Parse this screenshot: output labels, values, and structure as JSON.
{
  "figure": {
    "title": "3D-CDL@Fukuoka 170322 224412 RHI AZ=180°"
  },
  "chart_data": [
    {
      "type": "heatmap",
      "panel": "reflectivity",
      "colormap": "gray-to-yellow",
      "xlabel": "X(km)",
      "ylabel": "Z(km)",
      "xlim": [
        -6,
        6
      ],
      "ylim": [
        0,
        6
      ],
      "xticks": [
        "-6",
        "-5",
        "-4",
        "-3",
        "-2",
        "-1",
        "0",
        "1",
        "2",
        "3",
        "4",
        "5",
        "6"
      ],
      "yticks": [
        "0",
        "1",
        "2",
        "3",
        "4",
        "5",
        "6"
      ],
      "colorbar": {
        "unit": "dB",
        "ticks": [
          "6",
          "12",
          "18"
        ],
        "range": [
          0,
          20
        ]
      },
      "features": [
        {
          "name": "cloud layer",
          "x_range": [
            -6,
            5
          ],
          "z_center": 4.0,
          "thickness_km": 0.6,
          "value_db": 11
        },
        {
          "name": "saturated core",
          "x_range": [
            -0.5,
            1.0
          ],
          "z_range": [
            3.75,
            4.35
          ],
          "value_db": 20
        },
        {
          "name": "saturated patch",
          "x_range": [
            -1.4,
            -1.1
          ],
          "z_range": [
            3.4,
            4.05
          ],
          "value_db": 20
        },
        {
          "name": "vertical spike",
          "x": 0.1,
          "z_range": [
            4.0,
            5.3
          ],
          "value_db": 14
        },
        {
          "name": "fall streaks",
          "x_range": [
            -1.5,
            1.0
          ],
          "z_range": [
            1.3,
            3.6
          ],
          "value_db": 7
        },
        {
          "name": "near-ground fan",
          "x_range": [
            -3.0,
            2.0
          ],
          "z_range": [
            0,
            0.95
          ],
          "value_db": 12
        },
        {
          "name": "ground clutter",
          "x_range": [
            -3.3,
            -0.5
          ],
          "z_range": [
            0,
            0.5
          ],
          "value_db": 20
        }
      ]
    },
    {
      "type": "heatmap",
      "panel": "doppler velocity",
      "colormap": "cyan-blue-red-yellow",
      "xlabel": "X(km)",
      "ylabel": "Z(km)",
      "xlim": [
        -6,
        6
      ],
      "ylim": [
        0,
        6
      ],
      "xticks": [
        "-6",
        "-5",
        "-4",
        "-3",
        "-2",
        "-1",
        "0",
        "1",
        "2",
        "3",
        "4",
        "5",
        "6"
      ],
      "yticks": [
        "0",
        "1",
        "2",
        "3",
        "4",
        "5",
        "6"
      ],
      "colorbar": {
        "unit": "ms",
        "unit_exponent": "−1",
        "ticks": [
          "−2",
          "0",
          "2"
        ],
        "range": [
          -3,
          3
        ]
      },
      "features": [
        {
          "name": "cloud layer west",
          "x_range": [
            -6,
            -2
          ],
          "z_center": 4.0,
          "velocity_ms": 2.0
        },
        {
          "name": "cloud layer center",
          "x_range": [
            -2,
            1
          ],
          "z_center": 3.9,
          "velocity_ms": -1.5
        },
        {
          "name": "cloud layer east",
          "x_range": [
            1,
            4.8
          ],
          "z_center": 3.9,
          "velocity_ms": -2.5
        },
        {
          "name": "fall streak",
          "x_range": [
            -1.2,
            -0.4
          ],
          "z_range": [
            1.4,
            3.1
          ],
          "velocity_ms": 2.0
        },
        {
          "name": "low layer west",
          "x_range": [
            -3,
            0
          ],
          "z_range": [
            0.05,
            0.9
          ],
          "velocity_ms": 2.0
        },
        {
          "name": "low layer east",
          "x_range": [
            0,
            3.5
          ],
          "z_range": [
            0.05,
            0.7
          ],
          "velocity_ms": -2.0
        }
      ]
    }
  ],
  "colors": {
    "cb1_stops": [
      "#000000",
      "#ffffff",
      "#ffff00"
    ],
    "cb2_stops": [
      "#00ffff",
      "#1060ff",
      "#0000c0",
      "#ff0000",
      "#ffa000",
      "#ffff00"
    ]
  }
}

THE TASK. Find how many lines of the material carry the string "panel". Only the number should be in the answer.

TASK ANSWER. 2